- **Problem**
From the line that contains "What does this" to the last line of the data below, transcribe every line exactly. Do not include the pictures.

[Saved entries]
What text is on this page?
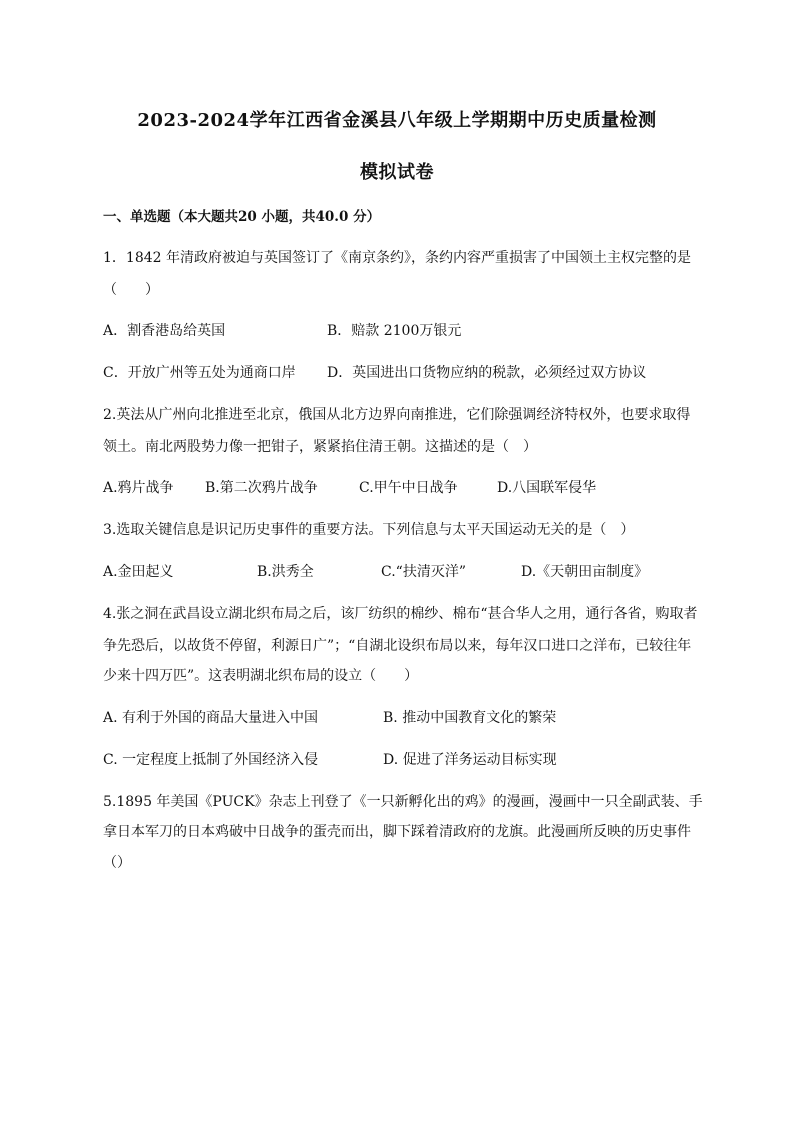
2023-2024学年江西省金溪县八年级上学期期中历史质量检测
模拟试卷
一、单选题（本大题共20 小题，共40.0 分）
1．1842 年清政府被迫与英国签订了《南京条约》，条约内容严重损害了中国领土主权完整的是
（　　）
A．割香港岛给英国	B．赔款 2100万银元
C．开放广州等五处为通商口岸 D．英国进出口货物应纳的税款，必须经过双方协议
2.英法从广州向北推进至北京，俄国从北方边界向南推进，它们除强调经济特权外，也要求取得
领土。南北两股势力像一把钳子，紧紧掐住清王朝。这描述的是（　）
A.鸦片战争 B.第二次鸦片战争	C.甲午中日战争	D.八国联军侵华
3.选取关键信息是识记历史事件的重要方法。下列信息与太平天国运动无关的是（　）
A.金田起义	B.洪秀全	C.“扶清灭洋”	D.《天朝田亩制度》
4.张之洞在武昌设立湖北织布局之后，该厂纺织的棉纱、棉布“甚合华人之用，通行各省，购取者
争先恐后，以故货不停留，利源日广”；“自湖北设织布局以来，每年汉口进口之洋布，已较往年
少来十四万匹”。这表明湖北织布局的设立（　　）
A. 有利于外国的商品大量进入中国	B. 推动中国教育文化的繁荣
C. 一定程度上抵制了外国经济入侵	D. 促进了洋务运动目标实现
5.1895 年美国《PUCK》杂志上刊登了《一只新孵化出的鸡》的漫画，漫画中一只全副武装、手
拿日本军刀的日本鸡破中日战争的蛋壳而出，脚下踩着清政府的龙旗。此漫画所反映的历史事件
（）
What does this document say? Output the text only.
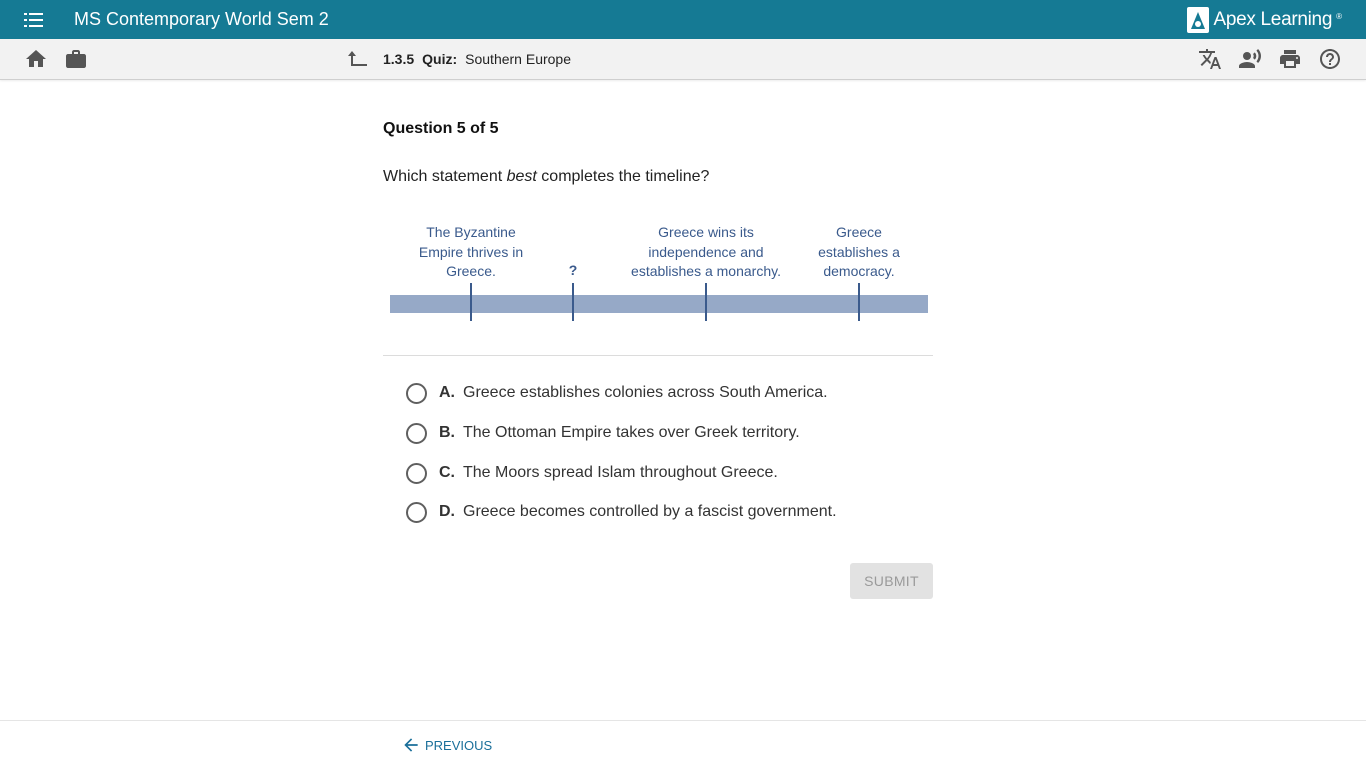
MS Contemporary World Sem 2	Apex Learning ®
1.3.5 Quiz: Southern Europe
Question 5 of 5
Which statement best completes the timeline?
The Byzantine
Empire thrives in
Greece.	?
Greece wins its
independence and
establishes a monarchy.
Greece
establishes a
democracy.
A. Greece establishes colonies across South America.
B. The Ottoman Empire takes over Greek territory.
C. The Moors spread Islam throughout Greece.
D. Greece becomes controlled by a fascist government.
SUBMIT
PREVIOUS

- **The answer**
What does this document say? Output the text only.
MS Contemporary World Sem 2	Apex Learning ®
1.3.5 Quiz: Southern Europe
Question 5 of 5
Which statement best completes the timeline?
The Byzantine
Empire thrives in
Greece.	?
Greece wins its
independence and
establishes a monarchy.
Greece
establishes a
democracy.
A. Greece establishes colonies across South America.
B. The Ottoman Empire takes over Greek territory.
C. The Moors spread Islam throughout Greece.
D. Greece becomes controlled by a fascist government.
SUBMIT
PREVIOUS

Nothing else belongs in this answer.